- Work required -
Write the data out again, exactly as given.

- Material for this task -
|---|

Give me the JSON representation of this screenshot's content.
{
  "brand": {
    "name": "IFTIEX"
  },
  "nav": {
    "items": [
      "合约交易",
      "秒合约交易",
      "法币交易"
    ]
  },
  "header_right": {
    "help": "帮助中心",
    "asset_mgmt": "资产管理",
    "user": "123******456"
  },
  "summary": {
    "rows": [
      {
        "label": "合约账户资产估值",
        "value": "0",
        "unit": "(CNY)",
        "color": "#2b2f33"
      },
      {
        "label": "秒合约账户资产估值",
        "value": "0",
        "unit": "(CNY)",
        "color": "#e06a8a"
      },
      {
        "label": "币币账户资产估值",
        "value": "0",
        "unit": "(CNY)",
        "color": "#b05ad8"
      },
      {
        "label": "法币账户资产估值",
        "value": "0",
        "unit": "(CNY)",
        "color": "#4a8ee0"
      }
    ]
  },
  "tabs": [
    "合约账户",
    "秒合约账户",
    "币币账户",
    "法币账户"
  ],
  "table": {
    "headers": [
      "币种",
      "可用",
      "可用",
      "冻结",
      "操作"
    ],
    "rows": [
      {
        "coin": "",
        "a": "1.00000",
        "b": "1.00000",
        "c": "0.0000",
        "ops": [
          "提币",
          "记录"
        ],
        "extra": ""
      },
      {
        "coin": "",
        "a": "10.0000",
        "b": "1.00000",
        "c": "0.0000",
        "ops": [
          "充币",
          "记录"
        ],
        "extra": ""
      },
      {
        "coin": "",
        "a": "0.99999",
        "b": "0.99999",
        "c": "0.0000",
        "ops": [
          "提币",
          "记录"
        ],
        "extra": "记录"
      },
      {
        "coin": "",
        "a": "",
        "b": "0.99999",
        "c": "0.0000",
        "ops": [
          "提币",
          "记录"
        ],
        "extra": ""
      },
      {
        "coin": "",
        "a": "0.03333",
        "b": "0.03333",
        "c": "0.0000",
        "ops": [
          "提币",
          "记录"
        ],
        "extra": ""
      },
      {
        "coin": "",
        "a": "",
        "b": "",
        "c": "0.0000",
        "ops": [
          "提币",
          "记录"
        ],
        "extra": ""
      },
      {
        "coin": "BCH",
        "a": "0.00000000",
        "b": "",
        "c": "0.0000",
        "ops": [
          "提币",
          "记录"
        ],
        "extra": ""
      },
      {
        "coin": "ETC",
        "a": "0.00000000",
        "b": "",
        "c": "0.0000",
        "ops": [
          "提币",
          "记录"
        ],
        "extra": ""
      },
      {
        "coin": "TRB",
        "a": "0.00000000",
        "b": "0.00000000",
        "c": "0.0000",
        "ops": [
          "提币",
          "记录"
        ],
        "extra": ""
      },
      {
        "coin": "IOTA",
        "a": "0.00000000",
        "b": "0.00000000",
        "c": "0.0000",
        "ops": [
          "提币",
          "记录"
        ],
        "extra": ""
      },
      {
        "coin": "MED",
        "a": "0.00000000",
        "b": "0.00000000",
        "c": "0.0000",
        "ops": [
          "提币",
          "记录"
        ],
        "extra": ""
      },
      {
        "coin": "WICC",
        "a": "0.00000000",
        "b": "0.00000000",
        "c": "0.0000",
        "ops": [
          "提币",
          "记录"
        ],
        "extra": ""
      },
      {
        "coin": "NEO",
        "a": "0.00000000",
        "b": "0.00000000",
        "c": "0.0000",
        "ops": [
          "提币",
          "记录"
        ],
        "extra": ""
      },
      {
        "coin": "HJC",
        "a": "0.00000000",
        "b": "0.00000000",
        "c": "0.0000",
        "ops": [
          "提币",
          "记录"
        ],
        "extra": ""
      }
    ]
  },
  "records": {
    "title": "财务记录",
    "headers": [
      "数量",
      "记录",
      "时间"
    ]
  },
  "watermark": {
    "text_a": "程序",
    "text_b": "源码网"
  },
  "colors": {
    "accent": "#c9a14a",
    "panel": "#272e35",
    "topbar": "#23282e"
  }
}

|---|

- Completed task -
Give me the JSON representation of this screenshot's content.
{
  "brand": {
    "name": "IFTIEX"
  },
  "nav": {
    "items": [
      "合约交易",
      "秒合约交易",
      "法币交易"
    ]
  },
  "header_right": {
    "help": "帮助中心",
    "asset_mgmt": "资产管理",
    "user": "123******456"
  },
  "summary": {
    "rows": [
      {
        "label": "合约账户资产估值",
        "value": "0",
        "unit": "(CNY)",
        "color": "#2b2f33"
      },
      {
        "label": "秒合约账户资产估值",
        "value": "0",
        "unit": "(CNY)",
        "color": "#e06a8a"
      },
      {
        "label": "币币账户资产估值",
        "value": "0",
        "unit": "(CNY)",
        "color": "#b05ad8"
      },
      {
        "label": "法币账户资产估值",
        "value": "0",
        "unit": "(CNY)",
        "color": "#4a8ee0"
      }
    ]
  },
  "tabs": [
    "合约账户",
    "秒合约账户",
    "币币账户",
    "法币账户"
  ],
  "table": {
    "headers": [
      "币种",
      "可用",
      "可用",
      "冻结",
      "操作"
    ],
    "rows": [
      {
        "coin": "",
        "a": "1.00000",
        "b": "1.00000",
        "c": "0.0000",
        "ops": [
          "提币",
          "记录"
        ],
        "extra": ""
      },
      {
        "coin": "",
        "a": "10.0000",
        "b": "1.00000",
        "c": "0.0000",
        "ops": [
          "充币",
          "记录"
        ],
        "extra": ""
      },
      {
        "coin": "",
        "a": "0.99999",
        "b": "0.99999",
        "c": "0.0000",
        "ops": [
          "提币",
          "记录"
        ],
        "extra": "记录"
      },
      {
        "coin": "",
        "a": "",
        "b": "0.99999",
        "c": "0.0000",
        "ops": [
          "提币",
          "记录"
        ],
        "extra": ""
      },
      {
        "coin": "",
        "a": "0.03333",
        "b": "0.03333",
        "c": "0.0000",
        "ops": [
          "提币",
          "记录"
        ],
        "extra": ""
      },
      {
        "coin": "",
        "a": "",
        "b": "",
        "c": "0.0000",
        "ops": [
          "提币",
          "记录"
        ],
        "extra": ""
      },
      {
        "coin": "BCH",
        "a": "0.00000000",
        "b": "",
        "c": "0.0000",
        "ops": [
          "提币",
          "记录"
        ],
        "extra": ""
      },
      {
        "coin": "ETC",
        "a": "0.00000000",
        "b": "",
        "c": "0.0000",
        "ops": [
          "提币",
          "记录"
        ],
        "extra": ""
      },
      {
        "coin": "TRB",
        "a": "0.00000000",
        "b": "0.00000000",
        "c": "0.0000",
        "ops": [
          "提币",
          "记录"
        ],
        "extra": ""
      },
      {
        "coin": "IOTA",
        "a": "0.00000000",
        "b": "0.00000000",
        "c": "0.0000",
        "ops": [
          "提币",
          "记录"
        ],
        "extra": ""
      },
      {
        "coin": "MED",
        "a": "0.00000000",
        "b": "0.00000000",
        "c": "0.0000",
        "ops": [
          "提币",
          "记录"
        ],
        "extra": ""
      },
      {
        "coin": "WICC",
        "a": "0.00000000",
        "b": "0.00000000",
        "c": "0.0000",
        "ops": [
          "提币",
          "记录"
        ],
        "extra": ""
      },
      {
        "coin": "NEO",
        "a": "0.00000000",
        "b": "0.00000000",
        "c": "0.0000",
        "ops": [
          "提币",
          "记录"
        ],
        "extra": ""
      },
      {
        "coin": "HJC",
        "a": "0.00000000",
        "b": "0.00000000",
        "c": "0.0000",
        "ops": [
          "提币",
          "记录"
        ],
        "extra": ""
      }
    ]
  },
  "records": {
    "title": "财务记录",
    "headers": [
      "数量",
      "记录",
      "时间"
    ]
  },
  "watermark": {
    "text_a": "程序",
    "text_b": "源码网"
  },
  "colors": {
    "accent": "#c9a14a",
    "panel": "#272e35",
    "topbar": "#23282e"
  }
}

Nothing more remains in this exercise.